§ **What needs to be done**
Gather every line of the entries that includes the word "color".

§ **Dataset excerpts**
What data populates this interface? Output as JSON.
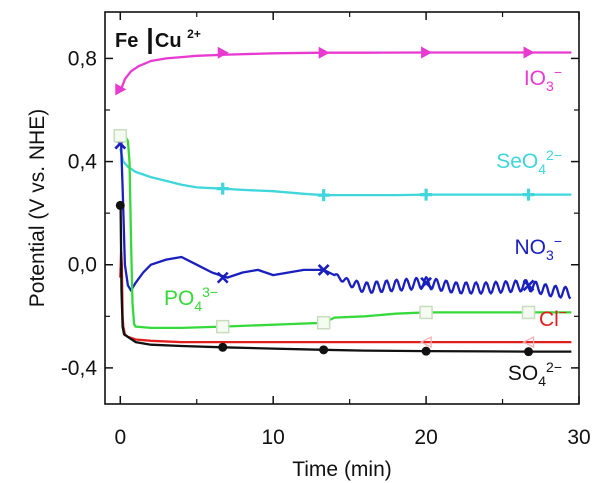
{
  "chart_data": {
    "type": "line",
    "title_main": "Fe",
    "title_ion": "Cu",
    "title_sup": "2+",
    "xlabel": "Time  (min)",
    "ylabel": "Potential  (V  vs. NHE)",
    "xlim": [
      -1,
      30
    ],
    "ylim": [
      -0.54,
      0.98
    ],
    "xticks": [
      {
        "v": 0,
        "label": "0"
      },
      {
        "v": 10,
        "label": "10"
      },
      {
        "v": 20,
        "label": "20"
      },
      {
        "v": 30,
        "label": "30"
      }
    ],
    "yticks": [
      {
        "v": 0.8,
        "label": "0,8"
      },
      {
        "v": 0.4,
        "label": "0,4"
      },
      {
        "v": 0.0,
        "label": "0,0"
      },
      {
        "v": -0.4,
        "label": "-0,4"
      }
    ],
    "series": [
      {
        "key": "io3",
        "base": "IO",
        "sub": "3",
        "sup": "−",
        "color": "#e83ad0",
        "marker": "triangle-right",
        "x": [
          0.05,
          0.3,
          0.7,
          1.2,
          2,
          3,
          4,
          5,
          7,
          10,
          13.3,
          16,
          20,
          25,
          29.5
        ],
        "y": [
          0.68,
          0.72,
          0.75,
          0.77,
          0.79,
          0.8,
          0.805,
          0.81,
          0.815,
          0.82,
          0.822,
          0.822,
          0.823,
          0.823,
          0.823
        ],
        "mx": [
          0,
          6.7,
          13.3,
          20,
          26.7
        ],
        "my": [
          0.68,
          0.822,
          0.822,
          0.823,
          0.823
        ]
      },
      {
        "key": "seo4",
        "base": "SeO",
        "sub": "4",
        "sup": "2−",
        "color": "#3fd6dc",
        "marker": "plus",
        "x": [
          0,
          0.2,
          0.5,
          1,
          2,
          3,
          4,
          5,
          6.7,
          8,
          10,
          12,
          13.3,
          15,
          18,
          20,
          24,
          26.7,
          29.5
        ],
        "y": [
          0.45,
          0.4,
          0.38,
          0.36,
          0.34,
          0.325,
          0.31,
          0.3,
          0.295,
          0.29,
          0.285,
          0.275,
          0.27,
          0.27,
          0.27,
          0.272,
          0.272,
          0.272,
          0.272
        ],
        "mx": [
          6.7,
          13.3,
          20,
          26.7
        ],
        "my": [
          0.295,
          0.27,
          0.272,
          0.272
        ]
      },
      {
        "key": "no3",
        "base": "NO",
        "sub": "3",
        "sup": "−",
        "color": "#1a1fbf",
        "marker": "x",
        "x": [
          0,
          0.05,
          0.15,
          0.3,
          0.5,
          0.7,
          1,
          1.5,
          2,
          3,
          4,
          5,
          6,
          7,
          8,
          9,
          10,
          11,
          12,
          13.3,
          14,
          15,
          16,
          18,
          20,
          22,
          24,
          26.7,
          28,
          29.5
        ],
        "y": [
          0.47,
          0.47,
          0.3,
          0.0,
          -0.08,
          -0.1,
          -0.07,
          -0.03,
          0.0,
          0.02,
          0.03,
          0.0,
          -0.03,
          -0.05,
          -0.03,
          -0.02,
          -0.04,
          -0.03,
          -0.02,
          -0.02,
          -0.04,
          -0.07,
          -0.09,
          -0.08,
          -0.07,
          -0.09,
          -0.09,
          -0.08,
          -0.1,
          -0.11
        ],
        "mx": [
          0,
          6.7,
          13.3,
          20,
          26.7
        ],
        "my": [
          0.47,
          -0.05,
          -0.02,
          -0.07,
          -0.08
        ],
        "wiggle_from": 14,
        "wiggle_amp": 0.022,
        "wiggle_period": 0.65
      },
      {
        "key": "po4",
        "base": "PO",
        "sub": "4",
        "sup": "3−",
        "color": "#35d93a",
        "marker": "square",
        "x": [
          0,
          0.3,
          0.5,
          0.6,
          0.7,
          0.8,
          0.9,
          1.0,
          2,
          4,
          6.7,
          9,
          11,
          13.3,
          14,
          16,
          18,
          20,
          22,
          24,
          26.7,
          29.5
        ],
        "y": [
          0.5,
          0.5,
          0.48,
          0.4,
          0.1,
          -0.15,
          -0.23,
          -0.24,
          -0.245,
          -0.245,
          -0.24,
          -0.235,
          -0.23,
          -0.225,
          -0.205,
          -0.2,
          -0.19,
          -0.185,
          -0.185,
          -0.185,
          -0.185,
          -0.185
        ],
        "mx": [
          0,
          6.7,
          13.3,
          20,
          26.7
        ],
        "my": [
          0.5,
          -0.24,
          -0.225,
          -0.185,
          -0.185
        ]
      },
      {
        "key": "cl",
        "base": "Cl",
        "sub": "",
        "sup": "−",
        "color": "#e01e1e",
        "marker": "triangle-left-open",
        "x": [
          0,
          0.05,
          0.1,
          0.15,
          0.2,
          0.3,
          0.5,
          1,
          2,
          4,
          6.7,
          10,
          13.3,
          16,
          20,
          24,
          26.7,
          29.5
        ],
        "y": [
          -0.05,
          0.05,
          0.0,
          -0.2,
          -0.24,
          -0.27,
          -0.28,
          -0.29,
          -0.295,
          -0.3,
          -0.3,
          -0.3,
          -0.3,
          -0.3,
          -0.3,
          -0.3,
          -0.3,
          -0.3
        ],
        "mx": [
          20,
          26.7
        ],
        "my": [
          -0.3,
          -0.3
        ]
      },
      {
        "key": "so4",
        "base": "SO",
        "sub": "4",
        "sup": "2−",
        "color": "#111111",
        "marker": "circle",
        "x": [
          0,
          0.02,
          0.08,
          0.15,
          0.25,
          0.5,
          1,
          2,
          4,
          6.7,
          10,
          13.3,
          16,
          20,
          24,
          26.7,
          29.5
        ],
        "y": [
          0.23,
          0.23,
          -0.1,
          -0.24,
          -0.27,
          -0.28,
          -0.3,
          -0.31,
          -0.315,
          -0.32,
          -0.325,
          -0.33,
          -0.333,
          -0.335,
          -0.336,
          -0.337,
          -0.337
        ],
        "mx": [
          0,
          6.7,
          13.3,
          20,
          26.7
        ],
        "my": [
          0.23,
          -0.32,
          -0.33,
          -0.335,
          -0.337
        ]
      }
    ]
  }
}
* * *
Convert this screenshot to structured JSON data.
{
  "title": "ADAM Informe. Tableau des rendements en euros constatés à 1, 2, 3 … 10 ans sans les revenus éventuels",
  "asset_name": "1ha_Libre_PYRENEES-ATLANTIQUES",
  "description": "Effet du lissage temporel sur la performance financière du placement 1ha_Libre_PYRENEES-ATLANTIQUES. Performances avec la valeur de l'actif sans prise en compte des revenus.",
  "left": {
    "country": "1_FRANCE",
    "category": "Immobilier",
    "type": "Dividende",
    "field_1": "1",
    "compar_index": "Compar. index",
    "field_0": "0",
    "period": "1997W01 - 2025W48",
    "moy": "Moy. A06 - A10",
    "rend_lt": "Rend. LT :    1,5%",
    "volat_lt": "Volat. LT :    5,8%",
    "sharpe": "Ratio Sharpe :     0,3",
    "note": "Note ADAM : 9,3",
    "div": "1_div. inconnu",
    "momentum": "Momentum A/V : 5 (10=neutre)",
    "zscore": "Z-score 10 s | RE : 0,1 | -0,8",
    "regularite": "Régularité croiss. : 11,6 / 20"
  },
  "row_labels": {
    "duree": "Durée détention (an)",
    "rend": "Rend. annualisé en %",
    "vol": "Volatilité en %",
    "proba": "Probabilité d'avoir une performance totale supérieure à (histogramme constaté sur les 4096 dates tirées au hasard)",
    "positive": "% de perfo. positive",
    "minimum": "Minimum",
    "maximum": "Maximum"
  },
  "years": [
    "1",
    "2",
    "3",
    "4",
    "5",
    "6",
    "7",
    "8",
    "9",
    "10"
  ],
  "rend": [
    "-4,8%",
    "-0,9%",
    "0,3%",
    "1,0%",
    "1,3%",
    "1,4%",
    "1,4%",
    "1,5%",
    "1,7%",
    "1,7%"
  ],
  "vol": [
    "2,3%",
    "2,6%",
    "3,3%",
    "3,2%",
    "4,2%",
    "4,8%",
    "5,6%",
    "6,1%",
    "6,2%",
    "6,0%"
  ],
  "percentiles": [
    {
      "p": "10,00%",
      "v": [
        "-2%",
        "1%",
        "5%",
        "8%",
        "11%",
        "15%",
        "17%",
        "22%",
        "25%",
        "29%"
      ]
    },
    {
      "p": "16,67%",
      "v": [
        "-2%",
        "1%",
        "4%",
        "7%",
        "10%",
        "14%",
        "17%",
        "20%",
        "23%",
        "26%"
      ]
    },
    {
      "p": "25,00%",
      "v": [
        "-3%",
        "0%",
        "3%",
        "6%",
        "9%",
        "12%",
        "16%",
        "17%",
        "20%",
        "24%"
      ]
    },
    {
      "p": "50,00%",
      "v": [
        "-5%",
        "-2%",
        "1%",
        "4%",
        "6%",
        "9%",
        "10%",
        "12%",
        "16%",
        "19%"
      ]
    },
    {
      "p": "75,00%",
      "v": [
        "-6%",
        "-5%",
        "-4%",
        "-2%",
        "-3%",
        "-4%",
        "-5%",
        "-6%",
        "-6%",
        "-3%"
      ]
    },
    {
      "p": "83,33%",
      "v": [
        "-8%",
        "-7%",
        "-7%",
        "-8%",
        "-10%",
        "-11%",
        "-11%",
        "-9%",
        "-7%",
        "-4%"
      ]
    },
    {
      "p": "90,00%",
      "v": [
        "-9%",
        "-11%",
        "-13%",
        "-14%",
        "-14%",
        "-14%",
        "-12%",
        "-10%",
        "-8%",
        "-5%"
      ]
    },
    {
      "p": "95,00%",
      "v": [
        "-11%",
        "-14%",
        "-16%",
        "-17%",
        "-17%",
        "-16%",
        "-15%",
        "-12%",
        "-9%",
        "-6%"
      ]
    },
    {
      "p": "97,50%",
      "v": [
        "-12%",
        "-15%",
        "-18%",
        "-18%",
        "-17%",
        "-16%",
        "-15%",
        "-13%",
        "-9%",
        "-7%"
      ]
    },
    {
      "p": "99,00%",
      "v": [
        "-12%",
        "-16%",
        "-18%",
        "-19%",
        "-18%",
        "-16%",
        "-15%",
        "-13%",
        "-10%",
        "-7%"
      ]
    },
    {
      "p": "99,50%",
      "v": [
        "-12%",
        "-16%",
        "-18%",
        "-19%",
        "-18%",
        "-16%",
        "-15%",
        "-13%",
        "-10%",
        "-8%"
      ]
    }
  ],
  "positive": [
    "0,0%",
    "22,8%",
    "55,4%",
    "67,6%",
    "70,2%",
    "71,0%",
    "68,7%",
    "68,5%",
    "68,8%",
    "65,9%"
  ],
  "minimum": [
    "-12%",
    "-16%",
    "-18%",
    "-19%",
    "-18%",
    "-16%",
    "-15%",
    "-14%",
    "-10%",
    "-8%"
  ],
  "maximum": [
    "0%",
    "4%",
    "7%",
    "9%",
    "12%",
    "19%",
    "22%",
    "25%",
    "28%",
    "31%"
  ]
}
* * *
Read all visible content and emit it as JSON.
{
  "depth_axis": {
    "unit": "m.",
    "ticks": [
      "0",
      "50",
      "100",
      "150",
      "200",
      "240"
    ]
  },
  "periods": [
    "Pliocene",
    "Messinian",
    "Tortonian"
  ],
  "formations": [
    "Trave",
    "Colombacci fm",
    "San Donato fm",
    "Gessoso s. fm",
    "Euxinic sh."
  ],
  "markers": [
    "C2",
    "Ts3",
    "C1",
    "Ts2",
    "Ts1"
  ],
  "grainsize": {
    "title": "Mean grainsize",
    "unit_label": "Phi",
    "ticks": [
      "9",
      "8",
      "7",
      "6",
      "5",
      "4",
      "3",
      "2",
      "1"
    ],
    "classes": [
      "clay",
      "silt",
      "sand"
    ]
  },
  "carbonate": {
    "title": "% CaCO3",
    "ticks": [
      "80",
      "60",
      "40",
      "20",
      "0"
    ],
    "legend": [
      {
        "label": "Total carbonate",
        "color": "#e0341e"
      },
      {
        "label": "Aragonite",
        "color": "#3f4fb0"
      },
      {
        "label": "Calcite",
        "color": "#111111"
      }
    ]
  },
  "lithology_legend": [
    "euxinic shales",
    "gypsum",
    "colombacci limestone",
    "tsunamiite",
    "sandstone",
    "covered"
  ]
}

§ **Final result**
        "color": "#e83ad0",
        "color": "#3fd6dc",
        "color": "#1a1fbf",
        "color": "#35d93a",
        "color": "#e01e1e",
        "color": "#111111",
        "color": "#e0341e"
        "color": "#3f4fb0"
        "color": "#111111"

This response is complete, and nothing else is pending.